_Exercise details_:
The records below are to be quoted in full; please keep every word exact.

_Records for the task_:

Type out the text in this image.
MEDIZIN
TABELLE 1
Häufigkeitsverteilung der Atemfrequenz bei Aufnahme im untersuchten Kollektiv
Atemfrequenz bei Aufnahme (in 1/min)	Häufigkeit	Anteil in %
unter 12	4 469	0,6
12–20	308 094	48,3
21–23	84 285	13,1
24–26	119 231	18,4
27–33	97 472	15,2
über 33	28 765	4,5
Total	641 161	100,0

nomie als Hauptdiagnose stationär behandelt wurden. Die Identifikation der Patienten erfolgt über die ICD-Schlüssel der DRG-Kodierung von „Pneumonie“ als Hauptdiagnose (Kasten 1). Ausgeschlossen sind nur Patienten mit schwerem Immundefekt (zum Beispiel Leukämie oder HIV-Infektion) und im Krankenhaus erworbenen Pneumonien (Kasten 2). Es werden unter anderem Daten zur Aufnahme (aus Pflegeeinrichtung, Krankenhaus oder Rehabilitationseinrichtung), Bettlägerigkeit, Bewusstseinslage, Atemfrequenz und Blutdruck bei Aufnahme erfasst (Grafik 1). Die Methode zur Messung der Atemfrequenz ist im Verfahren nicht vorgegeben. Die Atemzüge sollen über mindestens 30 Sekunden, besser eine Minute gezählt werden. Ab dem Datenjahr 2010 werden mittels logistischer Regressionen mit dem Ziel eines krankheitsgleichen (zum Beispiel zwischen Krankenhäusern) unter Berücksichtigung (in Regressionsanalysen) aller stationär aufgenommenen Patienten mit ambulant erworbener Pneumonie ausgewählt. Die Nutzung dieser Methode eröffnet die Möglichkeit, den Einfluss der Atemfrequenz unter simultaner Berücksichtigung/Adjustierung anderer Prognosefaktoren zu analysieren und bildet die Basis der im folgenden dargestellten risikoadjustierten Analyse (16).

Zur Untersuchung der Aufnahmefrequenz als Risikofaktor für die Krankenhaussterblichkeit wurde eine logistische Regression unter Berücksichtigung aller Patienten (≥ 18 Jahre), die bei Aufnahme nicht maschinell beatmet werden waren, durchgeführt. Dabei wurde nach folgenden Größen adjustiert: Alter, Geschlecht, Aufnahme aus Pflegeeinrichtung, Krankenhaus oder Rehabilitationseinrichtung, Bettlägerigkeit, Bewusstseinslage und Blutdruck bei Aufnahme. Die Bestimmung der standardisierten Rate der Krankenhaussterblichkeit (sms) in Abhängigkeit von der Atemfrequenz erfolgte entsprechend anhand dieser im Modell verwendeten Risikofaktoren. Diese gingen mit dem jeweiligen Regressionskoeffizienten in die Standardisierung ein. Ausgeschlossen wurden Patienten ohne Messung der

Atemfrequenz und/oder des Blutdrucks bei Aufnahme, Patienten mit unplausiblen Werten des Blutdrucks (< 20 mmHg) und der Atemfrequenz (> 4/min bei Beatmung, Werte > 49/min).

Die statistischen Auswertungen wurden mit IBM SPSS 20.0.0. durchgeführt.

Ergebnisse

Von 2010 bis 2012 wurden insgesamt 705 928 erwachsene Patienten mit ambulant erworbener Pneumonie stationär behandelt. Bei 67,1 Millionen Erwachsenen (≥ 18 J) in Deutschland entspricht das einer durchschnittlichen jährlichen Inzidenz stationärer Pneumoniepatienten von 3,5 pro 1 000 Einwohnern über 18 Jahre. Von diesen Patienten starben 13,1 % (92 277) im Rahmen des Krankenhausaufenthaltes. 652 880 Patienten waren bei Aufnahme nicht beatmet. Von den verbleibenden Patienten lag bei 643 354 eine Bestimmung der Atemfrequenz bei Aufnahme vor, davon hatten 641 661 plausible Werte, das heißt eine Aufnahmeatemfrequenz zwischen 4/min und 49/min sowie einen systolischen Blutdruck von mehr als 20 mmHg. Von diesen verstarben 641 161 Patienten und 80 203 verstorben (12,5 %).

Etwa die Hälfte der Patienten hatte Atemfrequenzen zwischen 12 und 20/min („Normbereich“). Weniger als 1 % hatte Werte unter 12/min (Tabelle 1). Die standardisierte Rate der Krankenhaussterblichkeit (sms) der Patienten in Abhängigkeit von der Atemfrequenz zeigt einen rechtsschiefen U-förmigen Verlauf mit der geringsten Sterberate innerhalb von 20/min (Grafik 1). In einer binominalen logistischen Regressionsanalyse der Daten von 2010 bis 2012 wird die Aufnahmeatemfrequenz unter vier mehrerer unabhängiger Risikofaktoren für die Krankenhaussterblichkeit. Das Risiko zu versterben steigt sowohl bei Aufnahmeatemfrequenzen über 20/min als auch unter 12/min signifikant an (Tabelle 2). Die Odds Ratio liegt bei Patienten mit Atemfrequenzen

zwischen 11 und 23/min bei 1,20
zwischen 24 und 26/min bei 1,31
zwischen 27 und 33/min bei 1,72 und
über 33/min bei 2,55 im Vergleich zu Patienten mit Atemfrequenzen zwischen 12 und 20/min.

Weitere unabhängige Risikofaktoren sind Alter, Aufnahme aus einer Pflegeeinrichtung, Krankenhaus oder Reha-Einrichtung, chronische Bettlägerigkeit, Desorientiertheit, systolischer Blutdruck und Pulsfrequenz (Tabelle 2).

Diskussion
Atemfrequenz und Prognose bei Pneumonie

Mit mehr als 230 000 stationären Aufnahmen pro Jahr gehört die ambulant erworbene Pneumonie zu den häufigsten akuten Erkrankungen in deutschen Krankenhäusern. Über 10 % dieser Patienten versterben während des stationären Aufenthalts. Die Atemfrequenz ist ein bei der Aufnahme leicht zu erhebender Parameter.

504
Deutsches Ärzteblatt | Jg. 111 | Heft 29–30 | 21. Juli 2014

_Result for this task_:
Type out the text in this image.
MEDIZIN
TABELLE 1
Häufigkeitsverteilung der Atemfrequenz bei Aufnahme im untersuchten Kollektiv
Atemfrequenz bei Aufnahme (in 1/min)	Häufigkeit	Anteil in %
unter 12	4 469	0,6
12–20	308 094	48,3
21–23	84 285	13,1
24–26	119 231	18,4
27–33	97 472	15,2
über 33	28 765	4,5
Total	641 161	100,0

nomie als Hauptdiagnose stationär behandelt wurden. Die Identifikation der Patienten erfolgt über die ICD-Schlüssel der DRG-Kodierung von „Pneumonie“ als Hauptdiagnose (Kasten 1). Ausgeschlossen sind nur Patienten mit schwerem Immundefekt (zum Beispiel Leukämie oder HIV-Infektion) und im Krankenhaus erworbenen Pneumonien (Kasten 2). Es werden unter anderem Daten zur Aufnahme (aus Pflegeeinrichtung, Krankenhaus oder Rehabilitationseinrichtung), Bettlägerigkeit, Bewusstseinslage, Atemfrequenz und Blutdruck bei Aufnahme erfasst (Grafik 1). Die Methode zur Messung der Atemfrequenz ist im Verfahren nicht vorgegeben. Die Atemzüge sollen über mindestens 30 Sekunden, besser eine Minute gezählt werden. Ab dem Datenjahr 2010 werden mittels logistischer Regressionen mit dem Ziel eines krankheitsgleichen (zum Beispiel zwischen Krankenhäusern) unter Berücksichtigung (in Regressionsanalysen) aller stationär aufgenommenen Patienten mit ambulant erworbener Pneumonie ausgewählt. Die Nutzung dieser Methode eröffnet die Möglichkeit, den Einfluss der Atemfrequenz unter simultaner Berücksichtigung/Adjustierung anderer Prognosefaktoren zu analysieren und bildet die Basis der im folgenden dargestellten risikoadjustierten Analyse (16).

Zur Untersuchung der Aufnahmefrequenz als Risikofaktor für die Krankenhaussterblichkeit wurde eine logistische Regression unter Berücksichtigung aller Patienten (≥ 18 Jahre), die bei Aufnahme nicht maschinell beatmet werden waren, durchgeführt. Dabei wurde nach folgenden Größen adjustiert: Alter, Geschlecht, Aufnahme aus Pflegeeinrichtung, Krankenhaus oder Rehabilitationseinrichtung, Bettlägerigkeit, Bewusstseinslage und Blutdruck bei Aufnahme. Die Bestimmung der standardisierten Rate der Krankenhaussterblichkeit (sms) in Abhängigkeit von der Atemfrequenz erfolgte entsprechend anhand dieser im Modell verwendeten Risikofaktoren. Diese gingen mit dem jeweiligen Regressionskoeffizienten in die Standardisierung ein. Ausgeschlossen wurden Patienten ohne Messung der

Atemfrequenz und/oder des Blutdrucks bei Aufnahme, Patienten mit unplausiblen Werten des Blutdrucks (< 20 mmHg) und der Atemfrequenz (> 4/min bei Beatmung, Werte > 49/min).

Die statistischen Auswertungen wurden mit IBM SPSS 20.0.0. durchgeführt.

Ergebnisse

Von 2010 bis 2012 wurden insgesamt 705 928 erwachsene Patienten mit ambulant erworbener Pneumonie stationär behandelt. Bei 67,1 Millionen Erwachsenen (≥ 18 J) in Deutschland entspricht das einer durchschnittlichen jährlichen Inzidenz stationärer Pneumoniepatienten von 3,5 pro 1 000 Einwohnern über 18 Jahre. Von diesen Patienten starben 13,1 % (92 277) im Rahmen des Krankenhausaufenthaltes. 652 880 Patienten waren bei Aufnahme nicht beatmet. Von den verbleibenden Patienten lag bei 643 354 eine Bestimmung der Atemfrequenz bei Aufnahme vor, davon hatten 641 661 plausible Werte, das heißt eine Aufnahmeatemfrequenz zwischen 4/min und 49/min sowie einen systolischen Blutdruck von mehr als 20 mmHg. Von diesen verstarben 641 161 Patienten und 80 203 verstorben (12,5 %).

Etwa die Hälfte der Patienten hatte Atemfrequenzen zwischen 12 und 20/min („Normbereich“). Weniger als 1 % hatte Werte unter 12/min (Tabelle 1). Die standardisierte Rate der Krankenhaussterblichkeit (sms) der Patienten in Abhängigkeit von der Atemfrequenz zeigt einen rechtsschiefen U-förmigen Verlauf mit der geringsten Sterberate innerhalb von 20/min (Grafik 1). In einer binominalen logistischen Regressionsanalyse der Daten von 2010 bis 2012 wird die Aufnahmeatemfrequenz unter vier mehrerer unabhängiger Risikofaktoren für die Krankenhaussterblichkeit. Das Risiko zu versterben steigt sowohl bei Aufnahmeatemfrequenzen über 20/min als auch unter 12/min signifikant an (Tabelle 2). Die Odds Ratio liegt bei Patienten mit Atemfrequenzen

zwischen 11 und 23/min bei 1,20
zwischen 24 und 26/min bei 1,31
zwischen 27 und 33/min bei 1,72 und
über 33/min bei 2,55 im Vergleich zu Patienten mit Atemfrequenzen zwischen 12 und 20/min.

Weitere unabhängige Risikofaktoren sind Alter, Aufnahme aus einer Pflegeeinrichtung, Krankenhaus oder Reha-Einrichtung, chronische Bettlägerigkeit, Desorientiertheit, systolischer Blutdruck und Pulsfrequenz (Tabelle 2).

Diskussion
Atemfrequenz und Prognose bei Pneumonie

Mit mehr als 230 000 stationären Aufnahmen pro Jahr gehört die ambulant erworbene Pneumonie zu den häufigsten akuten Erkrankungen in deutschen Krankenhäusern. Über 10 % dieser Patienten versterben während des stationären Aufenthalts. Die Atemfrequenz ist ein bei der Aufnahme leicht zu erhebender Parameter.

504
Deutsches Ärzteblatt | Jg. 111 | Heft 29–30 | 21. Juli 2014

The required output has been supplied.